(Stored dataset items)
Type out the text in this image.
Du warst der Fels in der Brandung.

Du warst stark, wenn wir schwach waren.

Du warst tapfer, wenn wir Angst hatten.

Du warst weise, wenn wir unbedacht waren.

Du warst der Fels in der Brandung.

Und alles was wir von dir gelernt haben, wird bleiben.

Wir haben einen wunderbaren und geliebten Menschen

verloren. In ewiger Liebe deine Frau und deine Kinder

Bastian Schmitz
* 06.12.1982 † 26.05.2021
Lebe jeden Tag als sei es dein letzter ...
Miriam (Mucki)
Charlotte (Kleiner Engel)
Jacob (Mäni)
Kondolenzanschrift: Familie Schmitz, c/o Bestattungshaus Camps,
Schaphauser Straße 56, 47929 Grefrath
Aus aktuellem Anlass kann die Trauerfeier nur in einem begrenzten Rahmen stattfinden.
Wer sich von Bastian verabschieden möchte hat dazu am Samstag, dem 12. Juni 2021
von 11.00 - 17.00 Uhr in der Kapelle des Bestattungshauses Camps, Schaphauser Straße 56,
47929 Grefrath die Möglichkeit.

| What to work on |
Repeat the material above in full, keeping every word.

| Solution |
Type out the text in this image.
Du warst der Fels in der Brandung.

Du warst stark, wenn wir schwach waren.

Du warst tapfer, wenn wir Angst hatten.

Du warst weise, wenn wir unbedacht waren.

Du warst der Fels in der Brandung.

Und alles was wir von dir gelernt haben, wird bleiben.

Wir haben einen wunderbaren und geliebten Menschen

verloren. In ewiger Liebe deine Frau und deine Kinder

Bastian Schmitz
* 06.12.1982 † 26.05.2021
Lebe jeden Tag als sei es dein letzter ...
Miriam (Mucki)
Charlotte (Kleiner Engel)
Jacob (Mäni)
Kondolenzanschrift: Familie Schmitz, c/o Bestattungshaus Camps,
Schaphauser Straße 56, 47929 Grefrath
Aus aktuellem Anlass kann die Trauerfeier nur in einem begrenzten Rahmen stattfinden.
Wer sich von Bastian verabschieden möchte hat dazu am Samstag, dem 12. Juni 2021
von 11.00 - 17.00 Uhr in der Kapelle des Bestattungshauses Camps, Schaphauser Straße 56,
47929 Grefrath die Möglichkeit.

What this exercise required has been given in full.